● **TASK STATEMENT**
Locate all lines in the data below that hold "Unique" and show them.

● **Extracted data entries**
========================================

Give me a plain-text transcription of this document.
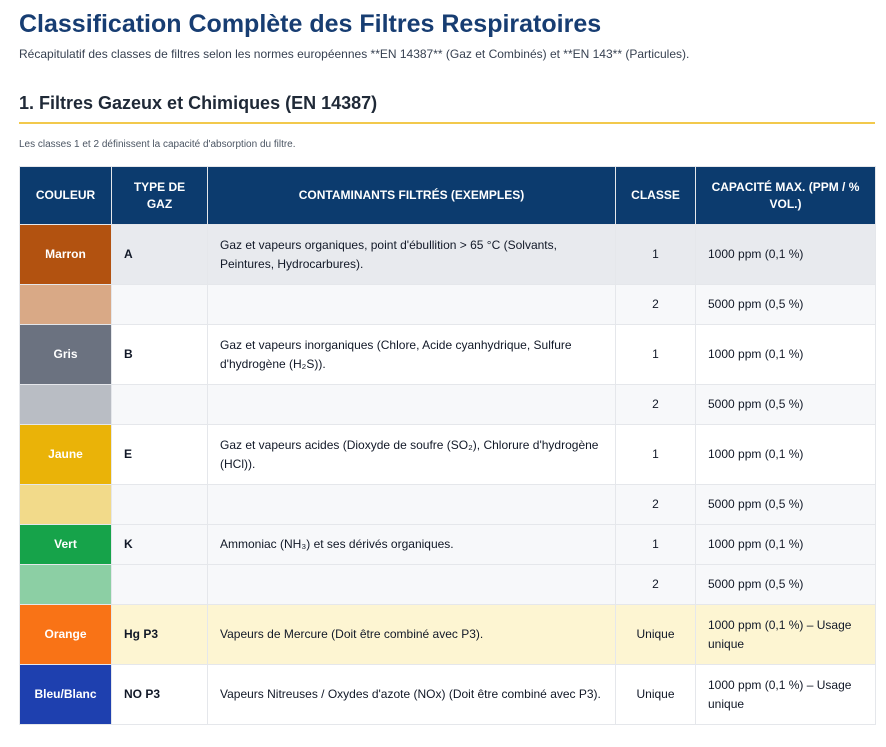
Classification Complète des Filtres Respiratoires
Récapitulatif des classes de filtres selon les normes européennes **EN 14387** (Gaz et Combinés) et **EN 143** (Particules).
1. Filtres Gazeux et Chimiques (EN 14387)
Les classes 1 et 2 définissent la capacité d'absorption du filtre.
COULEUR	TYPE DE GAZ	CONTAMINANTS FILTRÉS (EXEMPLES)	CLASSE	CAPACITÉ MAX. (PPM / % VOL.)
Marron	A	Gaz et vapeurs organiques, point d'ébullition > 65 °C (Solvants, Peintures, Hydrocarbures).	1	1000 ppm (0,1 %)
			2	5000 ppm (0,5 %)
Gris	B	Gaz et vapeurs inorganiques (Chlore, Acide cyanhydrique, Sulfure d'hydrogène (H₂S)).	1	1000 ppm (0,1 %)
			2	5000 ppm (0,5 %)
Jaune	E	Gaz et vapeurs acides (Dioxyde de soufre (SO₂), Chlorure d'hydrogène (HCl)).	1	1000 ppm (0,1 %)
			2	5000 ppm (0,5 %)
Vert	K	Ammoniac (NH₃) et ses dérivés organiques.	1	1000 ppm (0,1 %)
			2	5000 ppm (0,5 %)
Orange	Hg P3	Vapeurs de Mercure (Doit être combiné avec P3).	Unique	1000 ppm (0,1 %) – Usage unique
Bleu/Blanc	NO P3	Vapeurs Nitreuses / Oxydes d'azote (NOx) (Doit être combiné avec P3).	Unique	1000 ppm (0,1 %) – Usage unique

========================================

● **OUTPUT FOR THIS EXERCISE**
Orange	Hg P3	Vapeurs de Mercure (Doit être combiné avec P3).	Unique	1000 ppm (0,1 %) – Usage unique
Bleu/Blanc	NO P3	Vapeurs Nitreuses / Oxydes d'azote (NOx) (Doit être combiné avec P3).	Unique	1000 ppm (0,1 %) – Usage unique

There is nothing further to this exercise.